Using the data below, repeat all of it precisely.

··· DATASET RECORDS

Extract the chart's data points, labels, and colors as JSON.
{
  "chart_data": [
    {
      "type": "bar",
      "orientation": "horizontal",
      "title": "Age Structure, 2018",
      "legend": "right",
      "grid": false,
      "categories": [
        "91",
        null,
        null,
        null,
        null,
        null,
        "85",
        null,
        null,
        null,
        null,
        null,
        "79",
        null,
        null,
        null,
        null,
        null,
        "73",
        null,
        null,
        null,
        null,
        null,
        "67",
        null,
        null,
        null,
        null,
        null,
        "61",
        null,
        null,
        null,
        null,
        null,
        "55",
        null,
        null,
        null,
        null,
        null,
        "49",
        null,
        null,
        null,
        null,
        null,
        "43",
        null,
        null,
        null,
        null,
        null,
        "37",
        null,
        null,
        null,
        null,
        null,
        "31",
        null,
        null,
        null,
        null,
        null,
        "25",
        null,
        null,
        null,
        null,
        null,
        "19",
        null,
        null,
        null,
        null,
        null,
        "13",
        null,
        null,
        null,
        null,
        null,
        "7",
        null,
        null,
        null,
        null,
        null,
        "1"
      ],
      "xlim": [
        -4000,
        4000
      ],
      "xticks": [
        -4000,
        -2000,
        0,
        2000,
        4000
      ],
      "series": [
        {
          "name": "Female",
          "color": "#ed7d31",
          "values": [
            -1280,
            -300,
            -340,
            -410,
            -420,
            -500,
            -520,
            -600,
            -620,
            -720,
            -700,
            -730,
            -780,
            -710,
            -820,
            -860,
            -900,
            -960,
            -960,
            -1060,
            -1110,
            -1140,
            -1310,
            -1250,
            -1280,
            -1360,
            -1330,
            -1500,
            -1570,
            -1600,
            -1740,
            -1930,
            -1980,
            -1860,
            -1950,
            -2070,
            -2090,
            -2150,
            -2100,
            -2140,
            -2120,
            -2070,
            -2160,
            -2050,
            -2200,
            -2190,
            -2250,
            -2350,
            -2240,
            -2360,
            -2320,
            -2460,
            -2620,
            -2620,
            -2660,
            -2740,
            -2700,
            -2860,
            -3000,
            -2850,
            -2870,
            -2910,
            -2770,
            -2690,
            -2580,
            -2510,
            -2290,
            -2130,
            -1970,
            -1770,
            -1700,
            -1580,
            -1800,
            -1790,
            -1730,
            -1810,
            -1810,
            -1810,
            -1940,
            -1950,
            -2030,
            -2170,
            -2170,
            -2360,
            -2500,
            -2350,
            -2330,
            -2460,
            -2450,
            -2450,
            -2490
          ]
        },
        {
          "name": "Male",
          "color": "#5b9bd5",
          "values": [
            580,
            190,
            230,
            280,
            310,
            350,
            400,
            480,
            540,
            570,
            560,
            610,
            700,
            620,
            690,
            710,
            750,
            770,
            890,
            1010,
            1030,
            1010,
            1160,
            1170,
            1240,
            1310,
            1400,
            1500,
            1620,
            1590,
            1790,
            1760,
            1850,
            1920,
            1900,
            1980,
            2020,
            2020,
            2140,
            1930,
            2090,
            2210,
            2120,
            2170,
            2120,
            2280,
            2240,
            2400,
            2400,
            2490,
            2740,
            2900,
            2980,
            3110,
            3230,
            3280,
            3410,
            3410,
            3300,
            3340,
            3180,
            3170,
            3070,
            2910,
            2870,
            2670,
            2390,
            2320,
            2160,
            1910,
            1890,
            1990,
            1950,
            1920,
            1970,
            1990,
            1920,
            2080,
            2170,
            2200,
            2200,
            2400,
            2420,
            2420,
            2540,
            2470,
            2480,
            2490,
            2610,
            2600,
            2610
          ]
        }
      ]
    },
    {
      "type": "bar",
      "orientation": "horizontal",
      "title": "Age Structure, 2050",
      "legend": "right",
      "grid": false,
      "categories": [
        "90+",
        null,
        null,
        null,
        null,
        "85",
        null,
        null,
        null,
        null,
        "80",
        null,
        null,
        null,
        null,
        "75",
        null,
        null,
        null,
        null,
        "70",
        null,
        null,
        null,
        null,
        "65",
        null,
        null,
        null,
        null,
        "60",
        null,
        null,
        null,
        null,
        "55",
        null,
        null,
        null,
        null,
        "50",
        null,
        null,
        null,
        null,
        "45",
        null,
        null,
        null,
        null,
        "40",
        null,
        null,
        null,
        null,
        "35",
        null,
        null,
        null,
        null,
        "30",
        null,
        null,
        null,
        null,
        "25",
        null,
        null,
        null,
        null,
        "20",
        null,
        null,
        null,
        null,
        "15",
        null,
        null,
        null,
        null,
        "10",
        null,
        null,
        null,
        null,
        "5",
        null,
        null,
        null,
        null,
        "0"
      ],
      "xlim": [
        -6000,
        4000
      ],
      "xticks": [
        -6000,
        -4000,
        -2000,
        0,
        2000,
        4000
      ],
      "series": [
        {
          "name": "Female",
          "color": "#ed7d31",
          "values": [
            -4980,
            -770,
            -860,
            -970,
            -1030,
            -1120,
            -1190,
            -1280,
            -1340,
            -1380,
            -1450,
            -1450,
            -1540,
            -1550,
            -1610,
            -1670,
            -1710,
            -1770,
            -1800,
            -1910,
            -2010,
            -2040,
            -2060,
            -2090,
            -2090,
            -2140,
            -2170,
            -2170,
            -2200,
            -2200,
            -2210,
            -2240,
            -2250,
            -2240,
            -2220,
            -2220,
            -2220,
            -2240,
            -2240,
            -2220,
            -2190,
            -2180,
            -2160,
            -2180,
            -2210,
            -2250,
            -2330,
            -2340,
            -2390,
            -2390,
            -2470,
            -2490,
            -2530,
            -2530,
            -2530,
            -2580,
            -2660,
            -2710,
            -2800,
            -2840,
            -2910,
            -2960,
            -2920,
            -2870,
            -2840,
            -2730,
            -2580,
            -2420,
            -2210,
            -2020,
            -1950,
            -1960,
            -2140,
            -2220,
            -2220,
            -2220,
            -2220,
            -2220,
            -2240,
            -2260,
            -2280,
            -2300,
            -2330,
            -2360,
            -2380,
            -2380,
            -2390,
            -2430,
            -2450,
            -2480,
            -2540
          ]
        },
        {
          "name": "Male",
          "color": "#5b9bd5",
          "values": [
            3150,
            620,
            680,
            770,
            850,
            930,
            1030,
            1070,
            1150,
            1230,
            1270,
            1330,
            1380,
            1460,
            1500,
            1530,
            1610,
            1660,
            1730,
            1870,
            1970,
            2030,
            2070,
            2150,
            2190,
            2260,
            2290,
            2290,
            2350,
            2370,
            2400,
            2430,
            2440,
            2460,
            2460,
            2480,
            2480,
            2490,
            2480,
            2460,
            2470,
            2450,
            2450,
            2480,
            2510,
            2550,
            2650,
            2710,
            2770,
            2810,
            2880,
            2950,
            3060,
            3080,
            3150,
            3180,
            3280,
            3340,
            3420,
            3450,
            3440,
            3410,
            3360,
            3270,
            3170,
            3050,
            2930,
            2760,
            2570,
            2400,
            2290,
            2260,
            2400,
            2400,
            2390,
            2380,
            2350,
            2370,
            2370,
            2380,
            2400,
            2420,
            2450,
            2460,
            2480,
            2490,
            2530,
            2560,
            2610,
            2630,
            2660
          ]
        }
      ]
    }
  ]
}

······

◆ FINAL RESULT
Extract the chart's data points, labels, and colors as JSON.
{
  "chart_data": [
    {
      "type": "bar",
      "orientation": "horizontal",
      "title": "Age Structure, 2018",
      "legend": "right",
      "grid": false,
      "categories": [
        "91",
        null,
        null,
        null,
        null,
        null,
        "85",
        null,
        null,
        null,
        null,
        null,
        "79",
        null,
        null,
        null,
        null,
        null,
        "73",
        null,
        null,
        null,
        null,
        null,
        "67",
        null,
        null,
        null,
        null,
        null,
        "61",
        null,
        null,
        null,
        null,
        null,
        "55",
        null,
        null,
        null,
        null,
        null,
        "49",
        null,
        null,
        null,
        null,
        null,
        "43",
        null,
        null,
        null,
        null,
        null,
        "37",
        null,
        null,
        null,
        null,
        null,
        "31",
        null,
        null,
        null,
        null,
        null,
        "25",
        null,
        null,
        null,
        null,
        null,
        "19",
        null,
        null,
        null,
        null,
        null,
        "13",
        null,
        null,
        null,
        null,
        null,
        "7",
        null,
        null,
        null,
        null,
        null,
        "1"
      ],
      "xlim": [
        -4000,
        4000
      ],
      "xticks": [
        -4000,
        -2000,
        0,
        2000,
        4000
      ],
      "series": [
        {
          "name": "Female",
          "color": "#ed7d31",
          "values": [
            -1280,
            -300,
            -340,
            -410,
            -420,
            -500,
            -520,
            -600,
            -620,
            -720,
            -700,
            -730,
            -780,
            -710,
            -820,
            -860,
            -900,
            -960,
            -960,
            -1060,
            -1110,
            -1140,
            -1310,
            -1250,
            -1280,
            -1360,
            -1330,
            -1500,
            -1570,
            -1600,
            -1740,
            -1930,
            -1980,
            -1860,
            -1950,
            -2070,
            -2090,
            -2150,
            -2100,
            -2140,
            -2120,
            -2070,
            -2160,
            -2050,
            -2200,
            -2190,
            -2250,
            -2350,
            -2240,
            -2360,
            -2320,
            -2460,
            -2620,
            -2620,
            -2660,
            -2740,
            -2700,
            -2860,
            -3000,
            -2850,
            -2870,
            -2910,
            -2770,
            -2690,
            -2580,
            -2510,
            -2290,
            -2130,
            -1970,
            -1770,
            -1700,
            -1580,
            -1800,
            -1790,
            -1730,
            -1810,
            -1810,
            -1810,
            -1940,
            -1950,
            -2030,
            -2170,
            -2170,
            -2360,
            -2500,
            -2350,
            -2330,
            -2460,
            -2450,
            -2450,
            -2490
          ]
        },
        {
          "name": "Male",
          "color": "#5b9bd5",
          "values": [
            580,
            190,
            230,
            280,
            310,
            350,
            400,
            480,
            540,
            570,
            560,
            610,
            700,
            620,
            690,
            710,
            750,
            770,
            890,
            1010,
            1030,
            1010,
            1160,
            1170,
            1240,
            1310,
            1400,
            1500,
            1620,
            1590,
            1790,
            1760,
            1850,
            1920,
            1900,
            1980,
            2020,
            2020,
            2140,
            1930,
            2090,
            2210,
            2120,
            2170,
            2120,
            2280,
            2240,
            2400,
            2400,
            2490,
            2740,
            2900,
            2980,
            3110,
            3230,
            3280,
            3410,
            3410,
            3300,
            3340,
            3180,
            3170,
            3070,
            2910,
            2870,
            2670,
            2390,
            2320,
            2160,
            1910,
            1890,
            1990,
            1950,
            1920,
            1970,
            1990,
            1920,
            2080,
            2170,
            2200,
            2200,
            2400,
            2420,
            2420,
            2540,
            2470,
            2480,
            2490,
            2610,
            2600,
            2610
          ]
        }
      ]
    },
    {
      "type": "bar",
      "orientation": "horizontal",
      "title": "Age Structure, 2050",
      "legend": "right",
      "grid": false,
      "categories": [
        "90+",
        null,
        null,
        null,
        null,
        "85",
        null,
        null,
        null,
        null,
        "80",
        null,
        null,
        null,
        null,
        "75",
        null,
        null,
        null,
        null,
        "70",
        null,
        null,
        null,
        null,
        "65",
        null,
        null,
        null,
        null,
        "60",
        null,
        null,
        null,
        null,
        "55",
        null,
        null,
        null,
        null,
        "50",
        null,
        null,
        null,
        null,
        "45",
        null,
        null,
        null,
        null,
        "40",
        null,
        null,
        null,
        null,
        "35",
        null,
        null,
        null,
        null,
        "30",
        null,
        null,
        null,
        null,
        "25",
        null,
        null,
        null,
        null,
        "20",
        null,
        null,
        null,
        null,
        "15",
        null,
        null,
        null,
        null,
        "10",
        null,
        null,
        null,
        null,
        "5",
        null,
        null,
        null,
        null,
        "0"
      ],
      "xlim": [
        -6000,
        4000
      ],
      "xticks": [
        -6000,
        -4000,
        -2000,
        0,
        2000,
        4000
      ],
      "series": [
        {
          "name": "Female",
          "color": "#ed7d31",
          "values": [
            -4980,
            -770,
            -860,
            -970,
            -1030,
            -1120,
            -1190,
            -1280,
            -1340,
            -1380,
            -1450,
            -1450,
            -1540,
            -1550,
            -1610,
            -1670,
            -1710,
            -1770,
            -1800,
            -1910,
            -2010,
            -2040,
            -2060,
            -2090,
            -2090,
            -2140,
            -2170,
            -2170,
            -2200,
            -2200,
            -2210,
            -2240,
            -2250,
            -2240,
            -2220,
            -2220,
            -2220,
            -2240,
            -2240,
            -2220,
            -2190,
            -2180,
            -2160,
            -2180,
            -2210,
            -2250,
            -2330,
            -2340,
            -2390,
            -2390,
            -2470,
            -2490,
            -2530,
            -2530,
            -2530,
            -2580,
            -2660,
            -2710,
            -2800,
            -2840,
            -2910,
            -2960,
            -2920,
            -2870,
            -2840,
            -2730,
            -2580,
            -2420,
            -2210,
            -2020,
            -1950,
            -1960,
            -2140,
            -2220,
            -2220,
            -2220,
            -2220,
            -2220,
            -2240,
            -2260,
            -2280,
            -2300,
            -2330,
            -2360,
            -2380,
            -2380,
            -2390,
            -2430,
            -2450,
            -2480,
            -2540
          ]
        },
        {
          "name": "Male",
          "color": "#5b9bd5",
          "values": [
            3150,
            620,
            680,
            770,
            850,
            930,
            1030,
            1070,
            1150,
            1230,
            1270,
            1330,
            1380,
            1460,
            1500,
            1530,
            1610,
            1660,
            1730,
            1870,
            1970,
            2030,
            2070,
            2150,
            2190,
            2260,
            2290,
            2290,
            2350,
            2370,
            2400,
            2430,
            2440,
            2460,
            2460,
            2480,
            2480,
            2490,
            2480,
            2460,
            2470,
            2450,
            2450,
            2480,
            2510,
            2550,
            2650,
            2710,
            2770,
            2810,
            2880,
            2950,
            3060,
            3080,
            3150,
            3180,
            3280,
            3340,
            3420,
            3450,
            3440,
            3410,
            3360,
            3270,
            3170,
            3050,
            2930,
            2760,
            2570,
            2400,
            2290,
            2260,
            2400,
            2400,
            2390,
            2380,
            2350,
            2370,
            2370,
            2380,
            2400,
            2420,
            2450,
            2460,
            2480,
            2490,
            2530,
            2560,
            2610,
            2630,
            2660
          ]
        }
      ]
    }
  ]
}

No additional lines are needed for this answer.